(Dataset rows)
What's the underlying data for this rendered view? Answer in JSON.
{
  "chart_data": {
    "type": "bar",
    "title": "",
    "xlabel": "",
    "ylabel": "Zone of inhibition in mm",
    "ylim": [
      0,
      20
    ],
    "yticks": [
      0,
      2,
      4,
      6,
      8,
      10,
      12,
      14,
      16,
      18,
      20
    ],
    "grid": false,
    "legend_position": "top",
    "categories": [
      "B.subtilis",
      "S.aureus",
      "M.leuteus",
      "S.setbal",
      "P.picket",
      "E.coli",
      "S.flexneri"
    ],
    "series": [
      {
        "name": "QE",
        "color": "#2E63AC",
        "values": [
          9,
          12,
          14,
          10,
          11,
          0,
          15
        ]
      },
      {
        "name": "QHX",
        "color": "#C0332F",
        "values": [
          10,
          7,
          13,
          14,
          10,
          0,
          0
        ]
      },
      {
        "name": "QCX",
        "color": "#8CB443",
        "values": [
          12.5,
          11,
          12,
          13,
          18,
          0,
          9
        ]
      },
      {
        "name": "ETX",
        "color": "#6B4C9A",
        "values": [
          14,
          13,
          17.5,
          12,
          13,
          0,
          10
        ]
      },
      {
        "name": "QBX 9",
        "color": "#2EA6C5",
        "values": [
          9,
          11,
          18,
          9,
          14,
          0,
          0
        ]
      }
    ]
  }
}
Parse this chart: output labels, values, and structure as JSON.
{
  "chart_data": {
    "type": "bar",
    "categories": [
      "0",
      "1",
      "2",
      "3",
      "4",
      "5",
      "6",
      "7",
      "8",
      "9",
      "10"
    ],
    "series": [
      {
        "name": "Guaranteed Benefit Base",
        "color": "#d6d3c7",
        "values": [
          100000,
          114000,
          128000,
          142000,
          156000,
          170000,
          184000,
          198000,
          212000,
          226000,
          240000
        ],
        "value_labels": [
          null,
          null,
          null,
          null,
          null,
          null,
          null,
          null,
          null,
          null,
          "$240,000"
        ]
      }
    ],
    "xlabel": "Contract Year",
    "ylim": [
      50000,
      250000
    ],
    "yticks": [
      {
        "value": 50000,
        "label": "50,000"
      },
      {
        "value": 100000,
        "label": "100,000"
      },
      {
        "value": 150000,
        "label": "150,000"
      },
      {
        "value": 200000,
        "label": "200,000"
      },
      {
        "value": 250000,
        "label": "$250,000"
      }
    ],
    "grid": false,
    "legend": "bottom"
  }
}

YOUR OBJECTIVE
Copy every record above exactly as it appears.

FULL OUTPUT
What's the underlying data for this rendered view? Answer in JSON.
{
  "chart_data": {
    "type": "bar",
    "title": "",
    "xlabel": "",
    "ylabel": "Zone of inhibition in mm",
    "ylim": [
      0,
      20
    ],
    "yticks": [
      0,
      2,
      4,
      6,
      8,
      10,
      12,
      14,
      16,
      18,
      20
    ],
    "grid": false,
    "legend_position": "top",
    "categories": [
      "B.subtilis",
      "S.aureus",
      "M.leuteus",
      "S.setbal",
      "P.picket",
      "E.coli",
      "S.flexneri"
    ],
    "series": [
      {
        "name": "QE",
        "color": "#2E63AC",
        "values": [
          9,
          12,
          14,
          10,
          11,
          0,
          15
        ]
      },
      {
        "name": "QHX",
        "color": "#C0332F",
        "values": [
          10,
          7,
          13,
          14,
          10,
          0,
          0
        ]
      },
      {
        "name": "QCX",
        "color": "#8CB443",
        "values": [
          12.5,
          11,
          12,
          13,
          18,
          0,
          9
        ]
      },
      {
        "name": "ETX",
        "color": "#6B4C9A",
        "values": [
          14,
          13,
          17.5,
          12,
          13,
          0,
          10
        ]
      },
      {
        "name": "QBX 9",
        "color": "#2EA6C5",
        "values": [
          9,
          11,
          18,
          9,
          14,
          0,
          0
        ]
      }
    ]
  }
}
Parse this chart: output labels, values, and structure as JSON.
{
  "chart_data": {
    "type": "bar",
    "categories": [
      "0",
      "1",
      "2",
      "3",
      "4",
      "5",
      "6",
      "7",
      "8",
      "9",
      "10"
    ],
    "series": [
      {
        "name": "Guaranteed Benefit Base",
        "color": "#d6d3c7",
        "values": [
          100000,
          114000,
          128000,
          142000,
          156000,
          170000,
          184000,
          198000,
          212000,
          226000,
          240000
        ],
        "value_labels": [
          null,
          null,
          null,
          null,
          null,
          null,
          null,
          null,
          null,
          null,
          "$240,000"
        ]
      }
    ],
    "xlabel": "Contract Year",
    "ylim": [
      50000,
      250000
    ],
    "yticks": [
      {
        "value": 50000,
        "label": "50,000"
      },
      {
        "value": 100000,
        "label": "100,000"
      },
      {
        "value": 150000,
        "label": "150,000"
      },
      {
        "value": 200000,
        "label": "200,000"
      },
      {
        "value": 250000,
        "label": "$250,000"
      }
    ],
    "grid": false,
    "legend": "bottom"
  }
}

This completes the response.